Dataset rows:
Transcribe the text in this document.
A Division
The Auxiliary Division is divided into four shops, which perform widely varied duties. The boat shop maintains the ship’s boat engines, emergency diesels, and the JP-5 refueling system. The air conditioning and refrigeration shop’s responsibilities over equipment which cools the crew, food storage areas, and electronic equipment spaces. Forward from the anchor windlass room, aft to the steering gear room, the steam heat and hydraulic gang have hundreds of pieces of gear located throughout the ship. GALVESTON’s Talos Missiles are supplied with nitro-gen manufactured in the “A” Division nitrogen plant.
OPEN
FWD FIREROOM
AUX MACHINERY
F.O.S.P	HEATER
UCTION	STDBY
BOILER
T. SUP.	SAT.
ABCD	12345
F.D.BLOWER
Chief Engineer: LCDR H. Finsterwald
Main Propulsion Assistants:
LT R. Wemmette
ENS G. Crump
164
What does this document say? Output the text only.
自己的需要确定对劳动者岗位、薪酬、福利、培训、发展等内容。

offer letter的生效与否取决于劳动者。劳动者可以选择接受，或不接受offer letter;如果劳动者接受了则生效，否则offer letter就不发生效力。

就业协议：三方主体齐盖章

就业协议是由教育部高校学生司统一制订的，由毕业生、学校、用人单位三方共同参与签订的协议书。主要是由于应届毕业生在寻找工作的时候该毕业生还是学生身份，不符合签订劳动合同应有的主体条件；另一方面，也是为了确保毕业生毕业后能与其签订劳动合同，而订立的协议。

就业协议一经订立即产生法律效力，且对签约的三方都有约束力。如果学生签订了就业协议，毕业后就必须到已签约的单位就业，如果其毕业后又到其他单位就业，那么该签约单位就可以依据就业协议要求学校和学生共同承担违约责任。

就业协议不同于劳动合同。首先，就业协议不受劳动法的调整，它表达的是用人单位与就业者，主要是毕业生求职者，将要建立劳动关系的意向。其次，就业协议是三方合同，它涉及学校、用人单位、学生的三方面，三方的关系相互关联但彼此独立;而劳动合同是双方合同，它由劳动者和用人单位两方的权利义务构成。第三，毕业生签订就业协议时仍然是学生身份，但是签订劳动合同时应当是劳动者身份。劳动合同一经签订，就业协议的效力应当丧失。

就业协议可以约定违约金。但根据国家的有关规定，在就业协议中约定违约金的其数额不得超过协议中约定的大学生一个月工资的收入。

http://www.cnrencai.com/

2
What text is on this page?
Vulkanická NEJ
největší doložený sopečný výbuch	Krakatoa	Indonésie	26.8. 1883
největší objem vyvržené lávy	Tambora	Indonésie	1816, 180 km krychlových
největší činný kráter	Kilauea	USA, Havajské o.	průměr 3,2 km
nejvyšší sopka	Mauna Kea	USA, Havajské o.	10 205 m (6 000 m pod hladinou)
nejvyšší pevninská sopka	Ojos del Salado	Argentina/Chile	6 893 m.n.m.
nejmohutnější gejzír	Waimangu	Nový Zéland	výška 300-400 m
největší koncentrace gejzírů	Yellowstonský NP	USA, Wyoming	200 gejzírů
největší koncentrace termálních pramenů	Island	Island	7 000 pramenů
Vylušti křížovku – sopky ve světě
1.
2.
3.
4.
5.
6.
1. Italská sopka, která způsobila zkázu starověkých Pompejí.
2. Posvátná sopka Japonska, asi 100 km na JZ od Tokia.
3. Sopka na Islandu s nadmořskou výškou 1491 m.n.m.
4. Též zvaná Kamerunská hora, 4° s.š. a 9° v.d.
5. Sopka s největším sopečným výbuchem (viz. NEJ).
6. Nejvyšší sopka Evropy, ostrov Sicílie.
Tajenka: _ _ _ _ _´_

Written task:
Emit the records above again, exactly, with no line skipped.

Answer:
Transcribe the text in this document.
A Division
The Auxiliary Division is divided into four shops, which perform widely varied duties. The boat shop maintains the ship’s boat engines, emergency diesels, and the JP-5 refueling system. The air conditioning and refrigeration shop’s responsibilities over equipment which cools the crew, food storage areas, and electronic equipment spaces. Forward from the anchor windlass room, aft to the steering gear room, the steam heat and hydraulic gang have hundreds of pieces of gear located throughout the ship. GALVESTON’s Talos Missiles are supplied with nitro-gen manufactured in the “A” Division nitrogen plant.
OPEN
FWD FIREROOM
AUX MACHINERY
F.O.S.P	HEATER
UCTION	STDBY
BOILER
T. SUP.	SAT.
ABCD	12345
F.D.BLOWER
Chief Engineer: LCDR H. Finsterwald
Main Propulsion Assistants:
LT R. Wemmette
ENS G. Crump
164
What does this document say? Output the text only.
自己的需要确定对劳动者岗位、薪酬、福利、培训、发展等内容。

offer letter的生效与否取决于劳动者。劳动者可以选择接受，或不接受offer letter;如果劳动者接受了则生效，否则offer letter就不发生效力。

就业协议：三方主体齐盖章

就业协议是由教育部高校学生司统一制订的，由毕业生、学校、用人单位三方共同参与签订的协议书。主要是由于应届毕业生在寻找工作的时候该毕业生还是学生身份，不符合签订劳动合同应有的主体条件；另一方面，也是为了确保毕业生毕业后能与其签订劳动合同，而订立的协议。

就业协议一经订立即产生法律效力，且对签约的三方都有约束力。如果学生签订了就业协议，毕业后就必须到已签约的单位就业，如果其毕业后又到其他单位就业，那么该签约单位就可以依据就业协议要求学校和学生共同承担违约责任。

就业协议不同于劳动合同。首先，就业协议不受劳动法的调整，它表达的是用人单位与就业者，主要是毕业生求职者，将要建立劳动关系的意向。其次，就业协议是三方合同，它涉及学校、用人单位、学生的三方面，三方的关系相互关联但彼此独立;而劳动合同是双方合同，它由劳动者和用人单位两方的权利义务构成。第三，毕业生签订就业协议时仍然是学生身份，但是签订劳动合同时应当是劳动者身份。劳动合同一经签订，就业协议的效力应当丧失。

就业协议可以约定违约金。但根据国家的有关规定，在就业协议中约定违约金的其数额不得超过协议中约定的大学生一个月工资的收入。

http://www.cnrencai.com/

2
What text is on this page?
Vulkanická NEJ
největší doložený sopečný výbuch	Krakatoa	Indonésie	26.8. 1883
největší objem vyvržené lávy	Tambora	Indonésie	1816, 180 km krychlových
největší činný kráter	Kilauea	USA, Havajské o.	průměr 3,2 km
nejvyšší sopka	Mauna Kea	USA, Havajské o.	10 205 m (6 000 m pod hladinou)
nejvyšší pevninská sopka	Ojos del Salado	Argentina/Chile	6 893 m.n.m.
nejmohutnější gejzír	Waimangu	Nový Zéland	výška 300-400 m
největší koncentrace gejzírů	Yellowstonský NP	USA, Wyoming	200 gejzírů
největší koncentrace termálních pramenů	Island	Island	7 000 pramenů
Vylušti křížovku – sopky ve světě
1.
2.
3.
4.
5.
6.
1. Italská sopka, která způsobila zkázu starověkých Pompejí.
2. Posvátná sopka Japonska, asi 100 km na JZ od Tokia.
3. Sopka na Islandu s nadmořskou výškou 1491 m.n.m.
4. Též zvaná Kamerunská hora, 4° s.š. a 9° v.d.
5. Sopka s největším sopečným výbuchem (viz. NEJ).
6. Nejvyšší sopka Evropy, ostrov Sicílie.
Tajenka: _ _ _ _ _´_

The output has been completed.